[Exercise instructions] Write the records out again, keeping each line exactly as it is.

[Data]
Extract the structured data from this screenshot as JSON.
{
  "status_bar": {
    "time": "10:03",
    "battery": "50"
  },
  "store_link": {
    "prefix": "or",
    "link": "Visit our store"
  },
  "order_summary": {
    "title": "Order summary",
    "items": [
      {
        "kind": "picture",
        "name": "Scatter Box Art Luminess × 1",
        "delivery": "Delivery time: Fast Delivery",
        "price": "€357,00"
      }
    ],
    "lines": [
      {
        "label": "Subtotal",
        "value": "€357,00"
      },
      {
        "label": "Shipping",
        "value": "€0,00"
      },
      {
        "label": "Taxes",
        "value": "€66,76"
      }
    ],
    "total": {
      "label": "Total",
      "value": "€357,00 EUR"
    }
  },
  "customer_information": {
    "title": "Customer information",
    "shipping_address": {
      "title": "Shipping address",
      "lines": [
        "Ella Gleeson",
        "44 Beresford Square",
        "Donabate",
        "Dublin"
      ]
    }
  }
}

[Response to the exercise]
Extract the structured data from this screenshot as JSON.
{
  "status_bar": {
    "time": "10:03",
    "battery": "50"
  },
  "store_link": {
    "prefix": "or",
    "link": "Visit our store"
  },
  "order_summary": {
    "title": "Order summary",
    "items": [
      {
        "kind": "picture",
        "name": "Scatter Box Art Luminess × 1",
        "delivery": "Delivery time: Fast Delivery",
        "price": "€357,00"
      }
    ],
    "lines": [
      {
        "label": "Subtotal",
        "value": "€357,00"
      },
      {
        "label": "Shipping",
        "value": "€0,00"
      },
      {
        "label": "Taxes",
        "value": "€66,76"
      }
    ],
    "total": {
      "label": "Total",
      "value": "€357,00 EUR"
    }
  },
  "customer_information": {
    "title": "Customer information",
    "shipping_address": {
      "title": "Shipping address",
      "lines": [
        "Ella Gleeson",
        "44 Beresford Square",
        "Donabate",
        "Dublin"
      ]
    }
  }
}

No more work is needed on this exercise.